§ **Your objective**:
Find and copy every line in the records that includes the string "INTS".

§ **Rows**:
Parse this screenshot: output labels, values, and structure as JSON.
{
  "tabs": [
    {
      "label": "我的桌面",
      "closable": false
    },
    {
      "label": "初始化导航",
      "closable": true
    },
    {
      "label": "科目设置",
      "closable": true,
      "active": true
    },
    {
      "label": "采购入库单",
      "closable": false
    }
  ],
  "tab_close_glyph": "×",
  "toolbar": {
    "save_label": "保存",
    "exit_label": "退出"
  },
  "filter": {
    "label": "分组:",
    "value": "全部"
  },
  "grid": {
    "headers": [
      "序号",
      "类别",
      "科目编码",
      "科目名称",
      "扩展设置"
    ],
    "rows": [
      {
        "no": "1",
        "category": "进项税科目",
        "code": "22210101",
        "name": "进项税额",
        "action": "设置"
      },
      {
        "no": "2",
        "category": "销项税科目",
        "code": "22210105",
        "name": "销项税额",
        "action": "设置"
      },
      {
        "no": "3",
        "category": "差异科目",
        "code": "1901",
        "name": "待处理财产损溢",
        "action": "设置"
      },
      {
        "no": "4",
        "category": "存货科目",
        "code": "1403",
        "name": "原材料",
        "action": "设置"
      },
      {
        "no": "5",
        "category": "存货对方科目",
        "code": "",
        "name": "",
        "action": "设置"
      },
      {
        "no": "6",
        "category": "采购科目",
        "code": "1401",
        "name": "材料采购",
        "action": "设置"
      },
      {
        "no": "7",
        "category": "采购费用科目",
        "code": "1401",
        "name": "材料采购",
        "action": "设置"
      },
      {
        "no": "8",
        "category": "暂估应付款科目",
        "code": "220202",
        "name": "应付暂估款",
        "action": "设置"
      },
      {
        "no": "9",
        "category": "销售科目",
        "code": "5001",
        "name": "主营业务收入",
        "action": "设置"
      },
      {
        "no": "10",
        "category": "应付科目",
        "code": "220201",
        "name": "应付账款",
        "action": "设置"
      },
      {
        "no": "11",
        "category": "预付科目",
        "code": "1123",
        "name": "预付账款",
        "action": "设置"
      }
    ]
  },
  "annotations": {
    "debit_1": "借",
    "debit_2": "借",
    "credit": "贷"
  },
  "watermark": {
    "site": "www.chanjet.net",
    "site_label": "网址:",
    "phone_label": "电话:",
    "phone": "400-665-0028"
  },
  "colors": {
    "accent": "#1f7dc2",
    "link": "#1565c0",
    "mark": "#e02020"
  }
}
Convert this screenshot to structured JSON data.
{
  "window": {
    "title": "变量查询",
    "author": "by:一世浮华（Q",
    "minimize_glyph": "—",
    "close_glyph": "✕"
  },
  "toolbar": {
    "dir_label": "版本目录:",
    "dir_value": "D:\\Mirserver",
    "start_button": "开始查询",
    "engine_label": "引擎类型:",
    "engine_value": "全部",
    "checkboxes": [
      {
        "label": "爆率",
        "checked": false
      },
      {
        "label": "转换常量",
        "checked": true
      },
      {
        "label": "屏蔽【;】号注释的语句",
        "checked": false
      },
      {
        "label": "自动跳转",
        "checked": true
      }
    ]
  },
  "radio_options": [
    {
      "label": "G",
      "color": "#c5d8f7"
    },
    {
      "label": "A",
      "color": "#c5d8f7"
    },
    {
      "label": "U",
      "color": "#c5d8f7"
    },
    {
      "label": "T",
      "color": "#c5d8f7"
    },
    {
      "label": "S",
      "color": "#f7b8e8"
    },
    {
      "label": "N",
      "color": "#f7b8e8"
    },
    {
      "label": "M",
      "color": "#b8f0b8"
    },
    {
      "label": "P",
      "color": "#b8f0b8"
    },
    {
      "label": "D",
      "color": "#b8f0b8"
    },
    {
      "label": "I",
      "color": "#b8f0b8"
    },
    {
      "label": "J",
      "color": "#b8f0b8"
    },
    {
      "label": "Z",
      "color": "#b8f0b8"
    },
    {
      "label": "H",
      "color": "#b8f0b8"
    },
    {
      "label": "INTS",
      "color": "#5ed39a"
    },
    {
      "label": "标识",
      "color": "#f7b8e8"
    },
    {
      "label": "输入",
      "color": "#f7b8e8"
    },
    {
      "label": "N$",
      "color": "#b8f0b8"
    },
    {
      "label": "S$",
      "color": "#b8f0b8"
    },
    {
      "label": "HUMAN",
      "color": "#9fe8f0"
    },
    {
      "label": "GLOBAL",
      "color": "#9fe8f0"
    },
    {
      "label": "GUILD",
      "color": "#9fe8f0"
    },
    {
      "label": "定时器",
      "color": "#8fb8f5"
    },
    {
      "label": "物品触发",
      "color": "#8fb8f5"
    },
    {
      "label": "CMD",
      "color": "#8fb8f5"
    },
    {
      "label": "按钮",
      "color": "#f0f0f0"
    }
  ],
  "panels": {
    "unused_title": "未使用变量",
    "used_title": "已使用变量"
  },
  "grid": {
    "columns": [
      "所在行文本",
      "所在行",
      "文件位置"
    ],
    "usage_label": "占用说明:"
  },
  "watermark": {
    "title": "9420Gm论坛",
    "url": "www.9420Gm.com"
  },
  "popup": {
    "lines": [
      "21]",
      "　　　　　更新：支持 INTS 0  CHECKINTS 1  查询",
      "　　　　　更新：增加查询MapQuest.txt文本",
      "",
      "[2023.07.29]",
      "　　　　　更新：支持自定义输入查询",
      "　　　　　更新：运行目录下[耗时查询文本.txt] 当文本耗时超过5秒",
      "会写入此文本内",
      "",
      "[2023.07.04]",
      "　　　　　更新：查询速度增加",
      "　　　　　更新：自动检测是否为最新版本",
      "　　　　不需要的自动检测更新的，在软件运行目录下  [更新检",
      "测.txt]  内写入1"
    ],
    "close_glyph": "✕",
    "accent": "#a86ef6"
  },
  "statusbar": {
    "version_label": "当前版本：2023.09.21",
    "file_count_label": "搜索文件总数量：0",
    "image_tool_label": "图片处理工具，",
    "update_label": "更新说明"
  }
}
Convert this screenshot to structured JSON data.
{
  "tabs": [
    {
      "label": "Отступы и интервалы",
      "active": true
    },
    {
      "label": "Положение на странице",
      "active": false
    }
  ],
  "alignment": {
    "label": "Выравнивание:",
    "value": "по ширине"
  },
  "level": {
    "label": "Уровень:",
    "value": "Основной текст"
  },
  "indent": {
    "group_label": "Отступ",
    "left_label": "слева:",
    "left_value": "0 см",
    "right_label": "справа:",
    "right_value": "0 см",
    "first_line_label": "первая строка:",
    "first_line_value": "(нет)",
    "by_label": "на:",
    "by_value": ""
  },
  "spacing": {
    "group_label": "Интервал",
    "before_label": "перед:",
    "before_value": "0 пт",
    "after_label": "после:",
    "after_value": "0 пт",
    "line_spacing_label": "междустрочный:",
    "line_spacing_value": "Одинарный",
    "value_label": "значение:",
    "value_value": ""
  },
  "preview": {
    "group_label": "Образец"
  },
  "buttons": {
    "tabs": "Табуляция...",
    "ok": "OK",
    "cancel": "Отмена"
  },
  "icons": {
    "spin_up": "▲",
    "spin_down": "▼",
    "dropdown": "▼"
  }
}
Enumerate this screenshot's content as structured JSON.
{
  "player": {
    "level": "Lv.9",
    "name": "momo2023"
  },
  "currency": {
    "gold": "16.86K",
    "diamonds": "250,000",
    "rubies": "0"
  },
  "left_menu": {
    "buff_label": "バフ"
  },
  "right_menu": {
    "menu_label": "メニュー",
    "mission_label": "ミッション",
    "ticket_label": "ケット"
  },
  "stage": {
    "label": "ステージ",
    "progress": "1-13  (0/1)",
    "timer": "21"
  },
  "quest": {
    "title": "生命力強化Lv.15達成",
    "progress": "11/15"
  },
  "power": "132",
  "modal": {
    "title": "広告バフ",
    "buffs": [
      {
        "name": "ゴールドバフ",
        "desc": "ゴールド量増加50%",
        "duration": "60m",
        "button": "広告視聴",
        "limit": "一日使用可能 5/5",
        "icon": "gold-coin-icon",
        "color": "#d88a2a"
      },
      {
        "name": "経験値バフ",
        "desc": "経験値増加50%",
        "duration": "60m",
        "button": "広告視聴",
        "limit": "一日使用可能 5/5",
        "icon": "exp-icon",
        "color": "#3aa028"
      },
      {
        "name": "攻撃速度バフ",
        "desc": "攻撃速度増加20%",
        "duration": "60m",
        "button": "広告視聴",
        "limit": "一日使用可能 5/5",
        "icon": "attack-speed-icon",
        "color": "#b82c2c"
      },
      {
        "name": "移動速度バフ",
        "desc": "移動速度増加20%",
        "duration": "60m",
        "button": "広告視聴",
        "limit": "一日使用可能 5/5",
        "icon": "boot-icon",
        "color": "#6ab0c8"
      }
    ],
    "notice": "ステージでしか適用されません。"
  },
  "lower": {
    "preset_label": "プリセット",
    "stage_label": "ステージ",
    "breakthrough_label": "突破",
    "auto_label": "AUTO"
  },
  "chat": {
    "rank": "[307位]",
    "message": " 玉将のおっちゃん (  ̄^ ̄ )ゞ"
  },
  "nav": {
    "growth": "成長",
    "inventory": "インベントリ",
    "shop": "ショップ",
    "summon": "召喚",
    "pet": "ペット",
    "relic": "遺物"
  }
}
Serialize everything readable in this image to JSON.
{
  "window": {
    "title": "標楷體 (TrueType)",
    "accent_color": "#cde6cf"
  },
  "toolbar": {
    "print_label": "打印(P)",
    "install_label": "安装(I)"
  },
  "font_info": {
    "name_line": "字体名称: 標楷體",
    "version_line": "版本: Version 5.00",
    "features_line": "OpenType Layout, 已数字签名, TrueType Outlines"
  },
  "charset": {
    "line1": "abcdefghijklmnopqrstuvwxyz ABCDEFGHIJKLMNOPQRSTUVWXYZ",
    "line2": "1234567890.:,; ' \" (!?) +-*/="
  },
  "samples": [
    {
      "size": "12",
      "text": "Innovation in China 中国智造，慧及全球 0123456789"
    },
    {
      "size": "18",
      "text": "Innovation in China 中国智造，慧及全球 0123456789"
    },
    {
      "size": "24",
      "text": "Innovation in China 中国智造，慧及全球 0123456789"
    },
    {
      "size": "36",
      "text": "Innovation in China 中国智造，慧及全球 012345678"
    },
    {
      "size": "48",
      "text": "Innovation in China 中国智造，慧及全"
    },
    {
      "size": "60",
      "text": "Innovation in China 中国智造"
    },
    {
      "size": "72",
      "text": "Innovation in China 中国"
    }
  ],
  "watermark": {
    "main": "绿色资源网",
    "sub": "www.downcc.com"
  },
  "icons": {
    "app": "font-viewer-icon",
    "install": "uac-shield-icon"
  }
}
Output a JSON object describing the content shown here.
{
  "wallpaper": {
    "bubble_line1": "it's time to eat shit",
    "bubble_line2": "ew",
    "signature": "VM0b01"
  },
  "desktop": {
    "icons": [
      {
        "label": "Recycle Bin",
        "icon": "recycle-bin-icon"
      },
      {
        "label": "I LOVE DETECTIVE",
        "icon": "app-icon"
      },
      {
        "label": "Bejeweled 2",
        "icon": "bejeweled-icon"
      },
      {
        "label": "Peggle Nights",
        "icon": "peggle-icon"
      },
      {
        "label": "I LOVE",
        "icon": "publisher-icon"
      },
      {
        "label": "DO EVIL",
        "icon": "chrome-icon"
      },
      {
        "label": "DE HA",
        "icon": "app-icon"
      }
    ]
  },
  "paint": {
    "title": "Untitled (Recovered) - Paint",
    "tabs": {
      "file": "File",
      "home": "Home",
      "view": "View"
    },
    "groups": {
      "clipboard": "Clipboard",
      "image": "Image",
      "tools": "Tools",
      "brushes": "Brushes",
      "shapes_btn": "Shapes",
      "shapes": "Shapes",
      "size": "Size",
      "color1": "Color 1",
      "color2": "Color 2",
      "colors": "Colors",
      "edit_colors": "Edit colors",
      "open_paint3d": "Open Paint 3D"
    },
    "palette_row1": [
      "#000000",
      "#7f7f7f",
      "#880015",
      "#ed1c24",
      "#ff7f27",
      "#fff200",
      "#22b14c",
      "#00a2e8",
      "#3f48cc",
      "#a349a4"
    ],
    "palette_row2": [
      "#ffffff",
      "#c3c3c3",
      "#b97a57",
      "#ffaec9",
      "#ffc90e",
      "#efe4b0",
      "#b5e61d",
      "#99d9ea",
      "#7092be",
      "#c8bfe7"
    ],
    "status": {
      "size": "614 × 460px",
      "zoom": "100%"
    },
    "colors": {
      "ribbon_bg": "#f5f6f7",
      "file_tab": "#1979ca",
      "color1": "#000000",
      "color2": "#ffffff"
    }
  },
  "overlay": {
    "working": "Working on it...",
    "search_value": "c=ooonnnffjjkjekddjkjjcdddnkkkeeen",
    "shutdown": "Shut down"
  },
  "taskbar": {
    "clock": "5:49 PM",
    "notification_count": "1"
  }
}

§ **Expected output**:
      "label": "INTS",
      "　　　　　更新：支持 INTS 0  CHECKINTS 1  查询",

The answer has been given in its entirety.